• _THE REQUEST_:
Every entry needs to be printed exactly, please.

• _RECORDS SHOWN_:
::::::::

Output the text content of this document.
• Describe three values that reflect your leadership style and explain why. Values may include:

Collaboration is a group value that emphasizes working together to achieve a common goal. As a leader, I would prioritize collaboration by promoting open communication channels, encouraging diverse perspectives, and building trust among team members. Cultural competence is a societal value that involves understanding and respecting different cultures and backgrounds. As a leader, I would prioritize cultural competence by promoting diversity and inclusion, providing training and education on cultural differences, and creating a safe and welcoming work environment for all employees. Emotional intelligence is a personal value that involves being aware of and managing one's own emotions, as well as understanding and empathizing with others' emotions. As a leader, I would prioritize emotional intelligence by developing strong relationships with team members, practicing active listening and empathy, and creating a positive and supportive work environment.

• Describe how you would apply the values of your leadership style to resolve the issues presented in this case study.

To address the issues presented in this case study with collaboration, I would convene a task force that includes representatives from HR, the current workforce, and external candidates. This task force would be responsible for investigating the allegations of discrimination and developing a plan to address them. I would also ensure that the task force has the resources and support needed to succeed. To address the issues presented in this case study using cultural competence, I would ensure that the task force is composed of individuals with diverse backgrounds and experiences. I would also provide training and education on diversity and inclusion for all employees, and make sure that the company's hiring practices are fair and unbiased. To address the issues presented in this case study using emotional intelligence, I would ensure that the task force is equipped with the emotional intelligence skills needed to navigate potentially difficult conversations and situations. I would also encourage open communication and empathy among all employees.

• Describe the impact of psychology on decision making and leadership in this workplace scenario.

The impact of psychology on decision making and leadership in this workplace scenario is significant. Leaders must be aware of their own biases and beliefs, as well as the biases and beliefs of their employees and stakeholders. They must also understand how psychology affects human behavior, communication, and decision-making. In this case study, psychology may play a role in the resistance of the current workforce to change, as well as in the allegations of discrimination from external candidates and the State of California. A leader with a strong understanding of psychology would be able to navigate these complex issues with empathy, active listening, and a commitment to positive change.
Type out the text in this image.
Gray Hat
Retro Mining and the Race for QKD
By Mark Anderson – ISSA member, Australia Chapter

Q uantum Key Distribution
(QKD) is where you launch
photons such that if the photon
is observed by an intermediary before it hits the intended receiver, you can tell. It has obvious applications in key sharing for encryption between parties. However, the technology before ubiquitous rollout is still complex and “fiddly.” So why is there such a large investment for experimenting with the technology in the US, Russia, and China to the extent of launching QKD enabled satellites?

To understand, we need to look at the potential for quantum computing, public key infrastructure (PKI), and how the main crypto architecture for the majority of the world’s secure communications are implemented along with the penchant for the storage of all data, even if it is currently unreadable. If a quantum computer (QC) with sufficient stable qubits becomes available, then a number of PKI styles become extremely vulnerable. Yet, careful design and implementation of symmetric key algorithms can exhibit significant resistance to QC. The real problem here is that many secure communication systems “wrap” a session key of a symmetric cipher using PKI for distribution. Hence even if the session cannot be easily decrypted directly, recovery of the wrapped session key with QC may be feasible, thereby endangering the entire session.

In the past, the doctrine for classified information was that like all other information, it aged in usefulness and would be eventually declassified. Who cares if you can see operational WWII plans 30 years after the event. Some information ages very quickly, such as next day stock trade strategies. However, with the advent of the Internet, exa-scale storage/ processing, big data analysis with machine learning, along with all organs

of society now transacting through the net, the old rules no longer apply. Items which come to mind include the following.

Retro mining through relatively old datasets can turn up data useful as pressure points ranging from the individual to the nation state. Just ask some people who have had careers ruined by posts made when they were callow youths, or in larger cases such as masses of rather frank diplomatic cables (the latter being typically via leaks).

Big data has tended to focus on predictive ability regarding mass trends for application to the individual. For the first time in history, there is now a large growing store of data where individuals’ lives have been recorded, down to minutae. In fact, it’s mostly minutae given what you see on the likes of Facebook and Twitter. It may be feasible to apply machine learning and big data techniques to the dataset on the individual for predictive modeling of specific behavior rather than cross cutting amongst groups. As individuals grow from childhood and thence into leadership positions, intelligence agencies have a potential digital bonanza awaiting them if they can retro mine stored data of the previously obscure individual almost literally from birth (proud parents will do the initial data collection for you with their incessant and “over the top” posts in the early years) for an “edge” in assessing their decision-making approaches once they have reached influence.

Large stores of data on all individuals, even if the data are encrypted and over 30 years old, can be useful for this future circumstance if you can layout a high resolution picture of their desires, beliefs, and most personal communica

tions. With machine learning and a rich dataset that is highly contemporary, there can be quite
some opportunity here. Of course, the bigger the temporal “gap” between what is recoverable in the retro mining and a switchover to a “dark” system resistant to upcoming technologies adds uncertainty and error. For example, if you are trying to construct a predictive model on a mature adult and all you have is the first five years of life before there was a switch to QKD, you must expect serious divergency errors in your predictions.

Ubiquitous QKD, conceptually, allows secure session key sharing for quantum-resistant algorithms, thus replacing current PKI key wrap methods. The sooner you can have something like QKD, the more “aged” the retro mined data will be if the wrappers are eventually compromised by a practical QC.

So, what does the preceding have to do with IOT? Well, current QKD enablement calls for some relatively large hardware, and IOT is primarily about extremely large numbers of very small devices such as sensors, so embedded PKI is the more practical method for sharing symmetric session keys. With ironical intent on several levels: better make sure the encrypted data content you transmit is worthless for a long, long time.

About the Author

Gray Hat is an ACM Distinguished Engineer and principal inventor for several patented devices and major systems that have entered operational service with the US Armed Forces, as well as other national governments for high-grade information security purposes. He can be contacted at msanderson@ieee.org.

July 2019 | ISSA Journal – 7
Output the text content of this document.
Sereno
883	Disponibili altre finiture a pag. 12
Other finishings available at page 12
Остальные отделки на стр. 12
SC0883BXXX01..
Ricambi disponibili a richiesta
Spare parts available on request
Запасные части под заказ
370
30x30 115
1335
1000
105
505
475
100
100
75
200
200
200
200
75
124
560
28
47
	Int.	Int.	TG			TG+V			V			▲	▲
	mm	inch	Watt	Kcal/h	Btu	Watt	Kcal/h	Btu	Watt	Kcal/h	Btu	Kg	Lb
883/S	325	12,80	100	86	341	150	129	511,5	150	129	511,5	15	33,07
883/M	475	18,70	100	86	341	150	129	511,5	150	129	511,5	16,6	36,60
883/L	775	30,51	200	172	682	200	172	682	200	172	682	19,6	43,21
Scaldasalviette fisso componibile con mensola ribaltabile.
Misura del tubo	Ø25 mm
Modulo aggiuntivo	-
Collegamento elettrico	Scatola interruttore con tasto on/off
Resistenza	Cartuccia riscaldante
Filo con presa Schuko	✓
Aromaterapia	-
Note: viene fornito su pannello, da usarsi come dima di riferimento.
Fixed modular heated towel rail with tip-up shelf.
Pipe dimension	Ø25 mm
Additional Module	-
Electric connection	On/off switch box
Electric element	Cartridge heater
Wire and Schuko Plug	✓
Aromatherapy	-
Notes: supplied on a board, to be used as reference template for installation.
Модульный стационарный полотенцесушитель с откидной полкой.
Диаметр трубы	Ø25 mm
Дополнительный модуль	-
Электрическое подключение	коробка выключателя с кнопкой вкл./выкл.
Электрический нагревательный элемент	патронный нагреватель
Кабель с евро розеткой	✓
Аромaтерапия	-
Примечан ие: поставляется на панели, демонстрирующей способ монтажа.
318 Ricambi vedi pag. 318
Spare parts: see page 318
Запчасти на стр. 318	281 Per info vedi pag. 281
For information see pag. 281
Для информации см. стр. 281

::::::::

• _REPLY_:
Output the text content of this document.
• Describe three values that reflect your leadership style and explain why. Values may include:

Collaboration is a group value that emphasizes working together to achieve a common goal. As a leader, I would prioritize collaboration by promoting open communication channels, encouraging diverse perspectives, and building trust among team members. Cultural competence is a societal value that involves understanding and respecting different cultures and backgrounds. As a leader, I would prioritize cultural competence by promoting diversity and inclusion, providing training and education on cultural differences, and creating a safe and welcoming work environment for all employees. Emotional intelligence is a personal value that involves being aware of and managing one's own emotions, as well as understanding and empathizing with others' emotions. As a leader, I would prioritize emotional intelligence by developing strong relationships with team members, practicing active listening and empathy, and creating a positive and supportive work environment.

• Describe how you would apply the values of your leadership style to resolve the issues presented in this case study.

To address the issues presented in this case study with collaboration, I would convene a task force that includes representatives from HR, the current workforce, and external candidates. This task force would be responsible for investigating the allegations of discrimination and developing a plan to address them. I would also ensure that the task force has the resources and support needed to succeed. To address the issues presented in this case study using cultural competence, I would ensure that the task force is composed of individuals with diverse backgrounds and experiences. I would also provide training and education on diversity and inclusion for all employees, and make sure that the company's hiring practices are fair and unbiased. To address the issues presented in this case study using emotional intelligence, I would ensure that the task force is equipped with the emotional intelligence skills needed to navigate potentially difficult conversations and situations. I would also encourage open communication and empathy among all employees.

• Describe the impact of psychology on decision making and leadership in this workplace scenario.

The impact of psychology on decision making and leadership in this workplace scenario is significant. Leaders must be aware of their own biases and beliefs, as well as the biases and beliefs of their employees and stakeholders. They must also understand how psychology affects human behavior, communication, and decision-making. In this case study, psychology may play a role in the resistance of the current workforce to change, as well as in the allegations of discrimination from external candidates and the State of California. A leader with a strong understanding of psychology would be able to navigate these complex issues with empathy, active listening, and a commitment to positive change.
Type out the text in this image.
Gray Hat
Retro Mining and the Race for QKD
By Mark Anderson – ISSA member, Australia Chapter

Q uantum Key Distribution
(QKD) is where you launch
photons such that if the photon
is observed by an intermediary before it hits the intended receiver, you can tell. It has obvious applications in key sharing for encryption between parties. However, the technology before ubiquitous rollout is still complex and “fiddly.” So why is there such a large investment for experimenting with the technology in the US, Russia, and China to the extent of launching QKD enabled satellites?

To understand, we need to look at the potential for quantum computing, public key infrastructure (PKI), and how the main crypto architecture for the majority of the world’s secure communications are implemented along with the penchant for the storage of all data, even if it is currently unreadable. If a quantum computer (QC) with sufficient stable qubits becomes available, then a number of PKI styles become extremely vulnerable. Yet, careful design and implementation of symmetric key algorithms can exhibit significant resistance to QC. The real problem here is that many secure communication systems “wrap” a session key of a symmetric cipher using PKI for distribution. Hence even if the session cannot be easily decrypted directly, recovery of the wrapped session key with QC may be feasible, thereby endangering the entire session.

In the past, the doctrine for classified information was that like all other information, it aged in usefulness and would be eventually declassified. Who cares if you can see operational WWII plans 30 years after the event. Some information ages very quickly, such as next day stock trade strategies. However, with the advent of the Internet, exa-scale storage/ processing, big data analysis with machine learning, along with all organs

of society now transacting through the net, the old rules no longer apply. Items which come to mind include the following.

Retro mining through relatively old datasets can turn up data useful as pressure points ranging from the individual to the nation state. Just ask some people who have had careers ruined by posts made when they were callow youths, or in larger cases such as masses of rather frank diplomatic cables (the latter being typically via leaks).

Big data has tended to focus on predictive ability regarding mass trends for application to the individual. For the first time in history, there is now a large growing store of data where individuals’ lives have been recorded, down to minutae. In fact, it’s mostly minutae given what you see on the likes of Facebook and Twitter. It may be feasible to apply machine learning and big data techniques to the dataset on the individual for predictive modeling of specific behavior rather than cross cutting amongst groups. As individuals grow from childhood and thence into leadership positions, intelligence agencies have a potential digital bonanza awaiting them if they can retro mine stored data of the previously obscure individual almost literally from birth (proud parents will do the initial data collection for you with their incessant and “over the top” posts in the early years) for an “edge” in assessing their decision-making approaches once they have reached influence.

Large stores of data on all individuals, even if the data are encrypted and over 30 years old, can be useful for this future circumstance if you can layout a high resolution picture of their desires, beliefs, and most personal communica

tions. With machine learning and a rich dataset that is highly contemporary, there can be quite
some opportunity here. Of course, the bigger the temporal “gap” between what is recoverable in the retro mining and a switchover to a “dark” system resistant to upcoming technologies adds uncertainty and error. For example, if you are trying to construct a predictive model on a mature adult and all you have is the first five years of life before there was a switch to QKD, you must expect serious divergency errors in your predictions.

Ubiquitous QKD, conceptually, allows secure session key sharing for quantum-resistant algorithms, thus replacing current PKI key wrap methods. The sooner you can have something like QKD, the more “aged” the retro mined data will be if the wrappers are eventually compromised by a practical QC.

So, what does the preceding have to do with IOT? Well, current QKD enablement calls for some relatively large hardware, and IOT is primarily about extremely large numbers of very small devices such as sensors, so embedded PKI is the more practical method for sharing symmetric session keys. With ironical intent on several levels: better make sure the encrypted data content you transmit is worthless for a long, long time.

About the Author

Gray Hat is an ACM Distinguished Engineer and principal inventor for several patented devices and major systems that have entered operational service with the US Armed Forces, as well as other national governments for high-grade information security purposes. He can be contacted at msanderson@ieee.org.

July 2019 | ISSA Journal – 7
Output the text content of this document.
Sereno
883	Disponibili altre finiture a pag. 12
Other finishings available at page 12
Остальные отделки на стр. 12
SC0883BXXX01..
Ricambi disponibili a richiesta
Spare parts available on request
Запасные части под заказ
370
30x30 115
1335
1000
105
505
475
100
100
75
200
200
200
200
75
124
560
28
47
	Int.	Int.	TG			TG+V			V			▲	▲
	mm	inch	Watt	Kcal/h	Btu	Watt	Kcal/h	Btu	Watt	Kcal/h	Btu	Kg	Lb
883/S	325	12,80	100	86	341	150	129	511,5	150	129	511,5	15	33,07
883/M	475	18,70	100	86	341	150	129	511,5	150	129	511,5	16,6	36,60
883/L	775	30,51	200	172	682	200	172	682	200	172	682	19,6	43,21
Scaldasalviette fisso componibile con mensola ribaltabile.
Misura del tubo	Ø25 mm
Modulo aggiuntivo	-
Collegamento elettrico	Scatola interruttore con tasto on/off
Resistenza	Cartuccia riscaldante
Filo con presa Schuko	✓
Aromaterapia	-
Note: viene fornito su pannello, da usarsi come dima di riferimento.
Fixed modular heated towel rail with tip-up shelf.
Pipe dimension	Ø25 mm
Additional Module	-
Electric connection	On/off switch box
Electric element	Cartridge heater
Wire and Schuko Plug	✓
Aromatherapy	-
Notes: supplied on a board, to be used as reference template for installation.
Модульный стационарный полотенцесушитель с откидной полкой.
Диаметр трубы	Ø25 mm
Дополнительный модуль	-
Электрическое подключение	коробка выключателя с кнопкой вкл./выкл.
Электрический нагревательный элемент	патронный нагреватель
Кабель с евро розеткой	✓
Аромaтерапия	-
Примечан ие: поставляется на панели, демонстрирующей способ монтажа.
318 Ricambi vedi pag. 318
Spare parts: see page 318
Запчасти на стр. 318	281 Per info vedi pag. 281
For information see pag. 281
Для информации см. стр. 281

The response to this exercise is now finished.